**Element region listings**.
══════════

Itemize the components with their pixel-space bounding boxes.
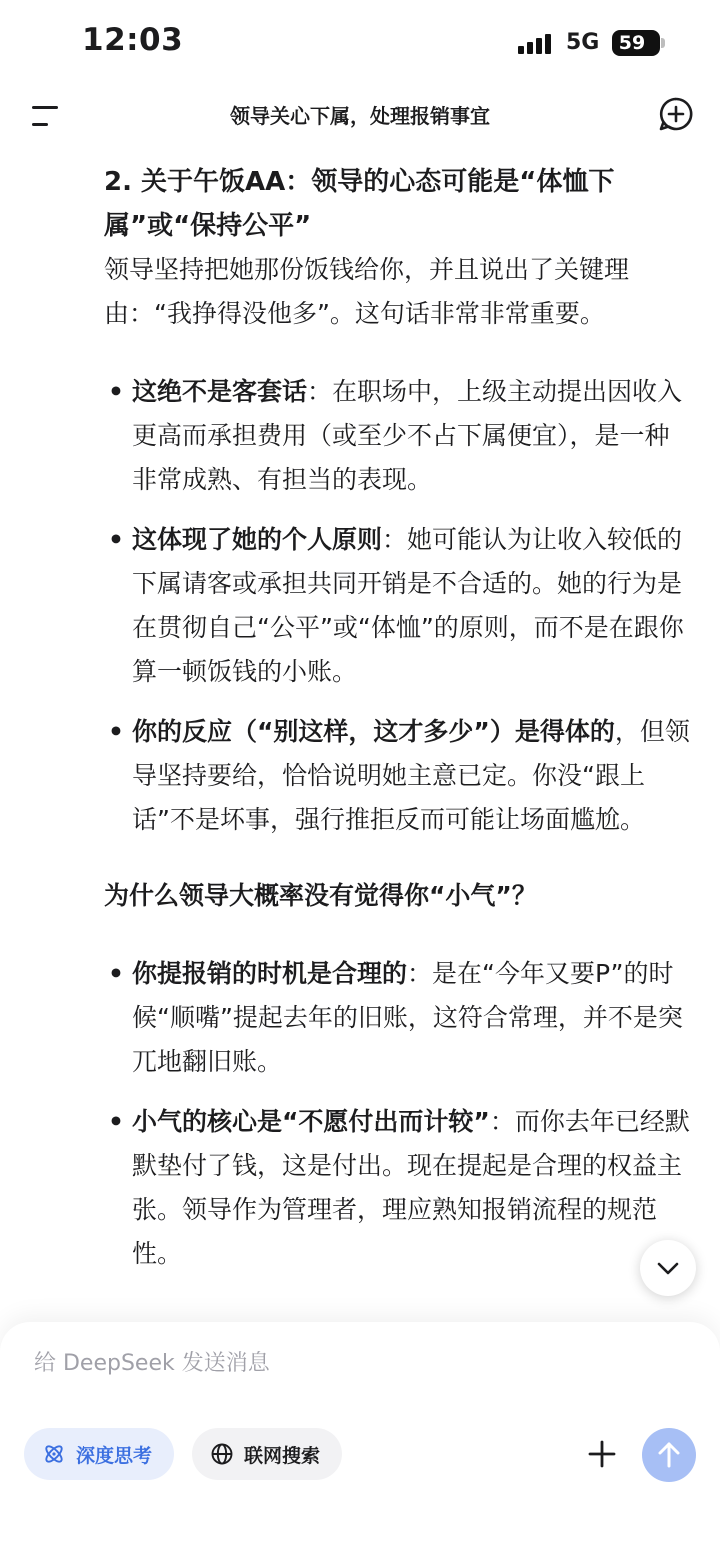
list-item-bold: 你的反应（“别这样，这才多少”）是得体的 xyxy=(132,717,615,746)
list-item xyxy=(104,1100,692,1276)
list-item-text: ：在职场中，上级主动提出因收入更高而承担费用（或至少不占下属便宜），是一种非常成熟、有担当的表现。 xyxy=(132,377,683,494)
send-button[interactable] xyxy=(642,1428,696,1482)
status-bar xyxy=(0,0,720,86)
list-item xyxy=(104,952,692,1084)
signal-icon xyxy=(518,32,558,54)
chat-title: 领导关心下属，处理报销事宜 xyxy=(230,104,490,128)
list-item-bold: 你提报销的时机是合理的 xyxy=(132,959,408,988)
bullet-list-1 xyxy=(104,370,692,842)
battery-level: 59 xyxy=(618,32,646,54)
list-item-text: ，但领导坚持要给，恰恰说明她主意已定。你没“跟上话”不是坏事，强行推拒反而可能让场面尴尬。 xyxy=(132,717,690,834)
message-input[interactable]: 给 DeepSeek 发送消息 xyxy=(34,1351,270,1376)
bullet-list-2 xyxy=(104,952,692,1276)
arrow-up-icon xyxy=(642,1428,696,1482)
section-title: 为什么领导大概率没有觉得你“小气”？ xyxy=(104,881,537,910)
list-item-text: ：她可能认为让收入较低的下属请客或承担共同开销是不合适的。她的行为是在贯彻自己“公平”或“体恤”的原则，而不是在跟你算一顿饭钱的小账。 xyxy=(132,525,684,686)
message-content xyxy=(0,150,720,1330)
plus-icon[interactable] xyxy=(588,1440,616,1468)
list-item-bold: 小气的核心是“不愿付出而计较” xyxy=(132,1107,490,1136)
atom-icon xyxy=(42,1442,66,1466)
status-time: 12:03 xyxy=(82,22,184,58)
chevron-down-icon xyxy=(640,1240,696,1296)
web-search-label: 联网搜索 xyxy=(244,1444,321,1467)
battery-tip xyxy=(661,38,665,48)
section-heading: 2. 关于午饭AA：领导的心态可能是“体恤下属”或“保持公平” xyxy=(104,167,615,241)
new-chat-icon[interactable] xyxy=(658,96,694,132)
chat-header xyxy=(0,86,720,146)
list-item-bold: 这绝不是客套话 xyxy=(132,377,308,406)
battery-icon xyxy=(612,30,660,56)
list-item-text: ：是在“今年又要P”的时候“顺嘴”提起去年的旧账，这符合常理，并不是突兀地翻旧账。 xyxy=(132,959,683,1076)
list-item-text: ：而你去年已经默默垫付了钱，这是付出。现在提起是合理的权益主张。领导作为管理者，理应熟知报销流程的规范性。 xyxy=(132,1107,690,1268)
scroll-down-button[interactable] xyxy=(640,1240,696,1296)
globe-icon xyxy=(210,1442,234,1466)
menu-icon[interactable] xyxy=(30,103,60,129)
web-search-button[interactable] xyxy=(192,1428,342,1480)
list-item xyxy=(104,370,692,502)
list-item xyxy=(104,518,692,694)
network-type: 5G xyxy=(566,30,600,55)
deep-think-button[interactable] xyxy=(24,1428,174,1480)
intro-paragraph: 领导坚持把她那份饭钱给你，并且说出了关键理由：“我挣得没他多”。这句话非常非常重要。 xyxy=(104,255,630,328)
message-composer xyxy=(0,1322,720,1558)
deep-think-label: 深度思考 xyxy=(76,1444,153,1467)
list-item xyxy=(104,710,692,842)
list-item-bold: 这体现了她的个人原则 xyxy=(132,525,383,554)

══════════

Pick out each line of the listing above that contains the string "section", and copy those lines.

**Task output**.
section-title: 为什么领导大概率没有觉得你“小气”？ xyxy=(104,881,537,910)
section-heading: 2. 关于午饭AA：领导的心态可能是“体恤下属”或“保持公平” xyxy=(104,167,615,241)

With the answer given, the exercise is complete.